# [Document section]
[llvm] [NVPTX] Add support for clamped funnel shift intrinsics (PR #113228)

Mon Oct 21 22:29:32 PDT 2024

https://github.com/AlexMaclean updated https://github.com/llvm/llvm-project/pull/113228

>From 52b765bec63a2bbc249dc14815d1035891bde85f Mon Sep 17 00:00:00 2001
From: Alex Maclean <amaclean at nvidia.com>
Date: Sun, 20 Oct 2024 01:58:01 +0000
Subject: [PATCH 1/2] [NVPTX] Add support for clamped funnel shift intrinsics

---
 llvm/docs/NVPTXUsage.rst                      | 58 +++++++++++++++
 llvm/include/llvm/IR/IntrinsicsNVVM.td        | 10 +++
 llvm/lib/Target/NVPTX/NVPTXInstrInfo.td       |  9 +++
 .../Target/NVPTX/NVPTXTargetTransformInfo.cpp | 27 ++++++-
 llvm/test/CodeGen/NVPTX/funnel-shift-clamp.ll | 70 +++++++++++++++++++
 .../InstCombine/NVPTX/nvvm-intrins.ll         | 30 ++++++++
 6 files changed, 203 insertions(+), 1 deletion(-)
 create mode 100644 llvm/test/CodeGen/NVPTX/funnel-shift-clamp.ll

diff --git a/llvm/docs/NVPTXUsage.rst b/llvm/docs/NVPTXUsage.rst
index 8b0b05c0ea424e..b2af05d09a042a 100644
--- a/llvm/docs/NVPTXUsage.rst
+++ b/llvm/docs/NVPTXUsage.rst
@@ -319,6 +319,64 @@ used in the '``llvm.nvvm.idp4a.[us].u``' variants, while sign-extension is used
 with '``llvm.nvvm.idp4a.[us].s``' variants. The dot product of these 4-element
 vectors is added to ``%c`` to produce the return.

[Data items]
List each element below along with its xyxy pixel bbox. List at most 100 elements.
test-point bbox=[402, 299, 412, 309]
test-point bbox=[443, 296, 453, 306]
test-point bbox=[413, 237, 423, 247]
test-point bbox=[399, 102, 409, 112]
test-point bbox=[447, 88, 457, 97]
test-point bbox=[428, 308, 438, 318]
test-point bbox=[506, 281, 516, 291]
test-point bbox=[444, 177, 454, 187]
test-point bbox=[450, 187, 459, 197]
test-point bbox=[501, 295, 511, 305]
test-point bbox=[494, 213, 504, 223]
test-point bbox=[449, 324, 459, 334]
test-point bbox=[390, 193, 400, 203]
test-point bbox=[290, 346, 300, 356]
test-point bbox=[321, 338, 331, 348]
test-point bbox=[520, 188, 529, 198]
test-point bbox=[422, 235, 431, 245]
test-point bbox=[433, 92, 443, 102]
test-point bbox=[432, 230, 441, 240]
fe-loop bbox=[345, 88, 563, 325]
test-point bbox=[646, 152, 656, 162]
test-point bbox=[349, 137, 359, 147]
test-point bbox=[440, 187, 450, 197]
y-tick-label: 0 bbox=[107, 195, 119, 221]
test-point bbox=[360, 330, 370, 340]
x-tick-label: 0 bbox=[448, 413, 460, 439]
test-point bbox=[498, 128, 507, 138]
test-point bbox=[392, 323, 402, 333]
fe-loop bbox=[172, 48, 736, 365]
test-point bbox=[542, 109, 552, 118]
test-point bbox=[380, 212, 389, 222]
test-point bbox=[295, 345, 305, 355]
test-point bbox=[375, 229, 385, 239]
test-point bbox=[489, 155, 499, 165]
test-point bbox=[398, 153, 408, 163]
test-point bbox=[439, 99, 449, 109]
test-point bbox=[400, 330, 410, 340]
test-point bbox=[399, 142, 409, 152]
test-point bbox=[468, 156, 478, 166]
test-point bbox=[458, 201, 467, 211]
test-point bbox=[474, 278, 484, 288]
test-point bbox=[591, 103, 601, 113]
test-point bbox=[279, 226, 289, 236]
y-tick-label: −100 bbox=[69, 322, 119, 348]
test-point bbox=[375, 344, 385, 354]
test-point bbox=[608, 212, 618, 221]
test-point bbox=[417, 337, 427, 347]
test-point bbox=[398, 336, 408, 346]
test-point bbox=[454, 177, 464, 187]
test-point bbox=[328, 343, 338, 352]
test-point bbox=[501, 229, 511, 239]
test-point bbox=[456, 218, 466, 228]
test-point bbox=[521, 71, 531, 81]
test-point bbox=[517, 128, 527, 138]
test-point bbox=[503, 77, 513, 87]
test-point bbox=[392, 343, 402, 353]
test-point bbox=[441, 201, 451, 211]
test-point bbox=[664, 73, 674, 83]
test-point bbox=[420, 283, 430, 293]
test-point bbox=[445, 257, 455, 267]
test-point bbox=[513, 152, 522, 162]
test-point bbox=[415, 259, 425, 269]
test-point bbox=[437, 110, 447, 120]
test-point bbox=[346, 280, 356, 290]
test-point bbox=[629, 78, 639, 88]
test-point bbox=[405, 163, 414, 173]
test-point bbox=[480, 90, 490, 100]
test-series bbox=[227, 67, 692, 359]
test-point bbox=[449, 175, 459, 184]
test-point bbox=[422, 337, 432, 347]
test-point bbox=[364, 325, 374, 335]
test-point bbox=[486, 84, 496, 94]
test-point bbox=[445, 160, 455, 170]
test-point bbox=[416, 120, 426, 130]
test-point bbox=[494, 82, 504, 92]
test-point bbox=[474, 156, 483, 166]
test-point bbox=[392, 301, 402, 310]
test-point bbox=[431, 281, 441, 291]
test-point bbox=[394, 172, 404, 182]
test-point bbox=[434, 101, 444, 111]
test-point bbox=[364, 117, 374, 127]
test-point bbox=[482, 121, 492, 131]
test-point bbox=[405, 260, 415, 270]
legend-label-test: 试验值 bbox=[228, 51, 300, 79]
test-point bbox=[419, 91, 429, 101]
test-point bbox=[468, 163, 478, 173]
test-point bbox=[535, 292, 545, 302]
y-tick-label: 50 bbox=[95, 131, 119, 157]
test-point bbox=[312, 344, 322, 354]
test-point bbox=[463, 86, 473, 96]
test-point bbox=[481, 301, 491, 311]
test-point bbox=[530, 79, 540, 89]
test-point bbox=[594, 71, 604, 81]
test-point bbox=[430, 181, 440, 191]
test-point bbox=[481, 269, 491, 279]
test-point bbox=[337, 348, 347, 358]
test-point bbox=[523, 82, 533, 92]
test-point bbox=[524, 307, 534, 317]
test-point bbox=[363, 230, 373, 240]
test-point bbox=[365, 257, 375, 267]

# [Task list]
1 – In the NVPTX patch email, reproduce the stretch from "create mode 100644" through "produce the return.", substituting "arrays" for "vectors".
2 – Answer these questions using the NVPTX patch email:
(a) On what date and at what time was the first patch authored?
(b) How many files does the patch change, and how many insertions and deletions does it make?
(c) Which file does the patch newly create?
3 – Continue the NVPTX patch email from the point where it stops.

# [Answers given]
1 –
create mode 100644 llvm/test/CodeGen/NVPTX/funnel-shift-clamp.ll

diff --git a/llvm/docs/NVPTXUsage.rst b/llvm/docs/NVPTXUsage.rst
index 8b0b05c0ea424e..b2af05d09a042a 100644
--- a/llvm/docs/NVPTXUsage.rst
+++ b/llvm/docs/NVPTXUsage.rst
@@ -319,6 +319,64 @@ used in the '``llvm.nvvm.idp4a.[us].u``' variants, while sign-extension is used
 with '``llvm.nvvm.idp4a.[us].s``' variants. The dot product of these 4-element
 arrays is added to ``%c`` to produce the return.

2 –
(a) Sun, 20 Oct 2024 01:58:01 +0000
(b) 6 files changed, with 203 insertions and 1 deletion.
(c) llvm/test/CodeGen/NVPTX/funnel-shift-clamp.ll

3 –
+Bit Manipulation Intrinsics
+---------------------------
+
+'``llvm.nvvm.fshl.clamp.*``' Intrinsic
+^^^^^^^^^^^^^^^^^^^^^^^^^^^^^^^^^^^^^^
+
+Syntax:
+"""""""
+
+.. code-block:: llvm
+
+    declare i32 @llvm.nvvm.fshl.clamp.i32(i32 %a, i32 %b, i32 %c)
+
+Overview:
+"""""""""
+
+The '``llvm.nvvm.fshl.clamp``' family of intrinsics performs a clamped funnel
+shift left. These intrinsics are very similar to '``llvm.fshl``', except the
+shift ammont is clamped at the integer width (instead of modulo it). Currently,
+only ``i32`` is supported.
+
+Semantics:
+""""""""""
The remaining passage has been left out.